REQUIREMENTS
Output every line exactly as written. Leave out pictures.

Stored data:
○ ○ ○

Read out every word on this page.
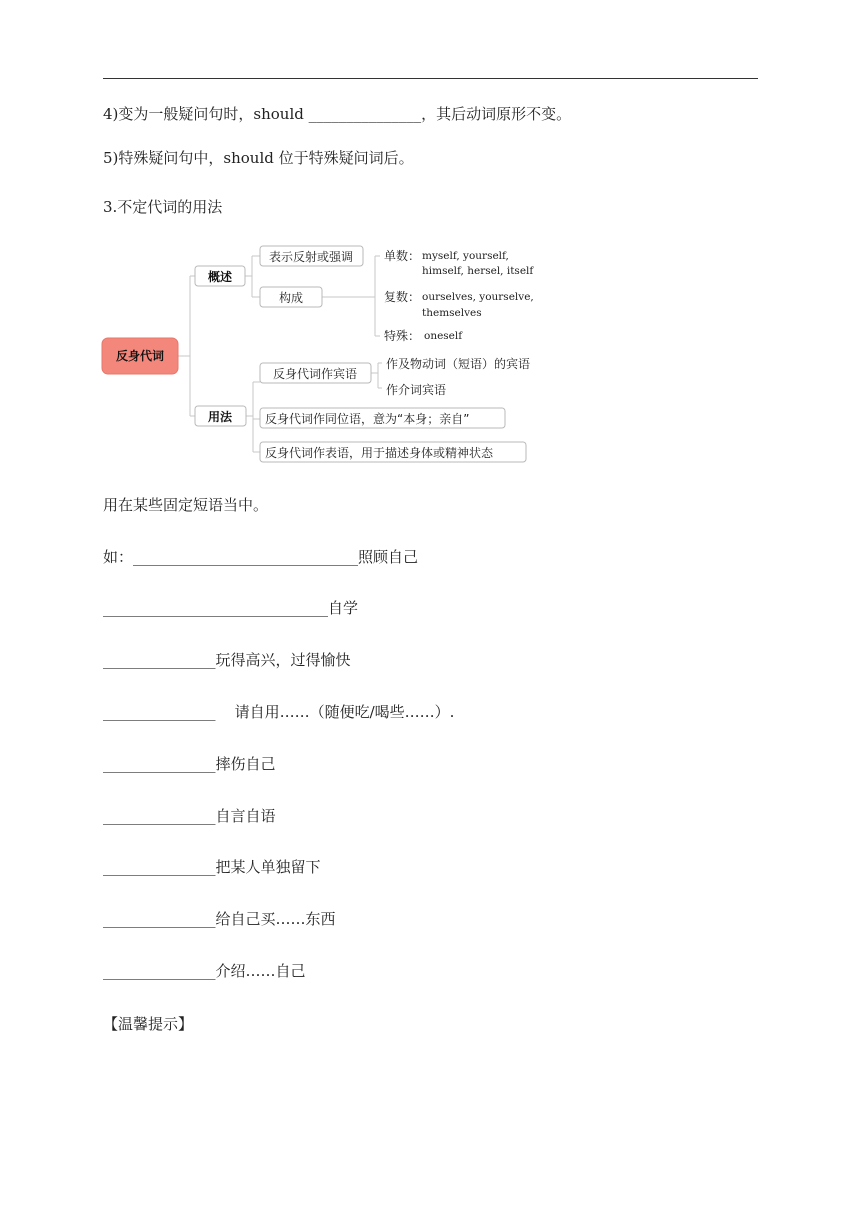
4)变为一般疑问句时，should _______________，其后动词原形不变。
5)特殊疑问句中，should 位于特殊疑问词后。
3.不定代词的用法
反身代词
概述
用法
表示反射或强调
构成
单数： myself, yourself,
himself, hersel, itself
复数： ourselves, yourselve,
themselves
特殊： oneself
反身代词作宾语
作及物动词（短语）的宾语
作介词宾语
反身代词作同位语，意为“本身；亲自”
反身代词作表语，用于描述身体或精神状态
用在某些固定短语当中。
如：______________________________照顾自己
______________________________自学
_______________玩得高兴，过得愉快
_______________    请自用……（随便吃/喝些……）.
_______________摔伤自己
_______________自言自语
_______________把某人单独留下
_______________给自己买……东西
_______________介绍……自己
【温馨提示】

○ ○ ○

EXPECTED ANSWER
Read out every word on this page.
4)变为一般疑问句时，should _______________，其后动词原形不变。
5)特殊疑问句中，should 位于特殊疑问词后。
3.不定代词的用法
反身代词
概述
用法
表示反射或强调
构成
单数： myself, yourself,
himself, hersel, itself
复数： ourselves, yourselve,
themselves
特殊： oneself
反身代词作宾语
作及物动词（短语）的宾语
作介词宾语
反身代词作同位语，意为“本身；亲自”
反身代词作表语，用于描述身体或精神状态
用在某些固定短语当中。
如：______________________________照顾自己
______________________________自学
_______________玩得高兴，过得愉快
_______________    请自用……（随便吃/喝些……）.
_______________摔伤自己
_______________自言自语
_______________把某人单独留下
_______________给自己买……东西
_______________介绍……自己
【温馨提示】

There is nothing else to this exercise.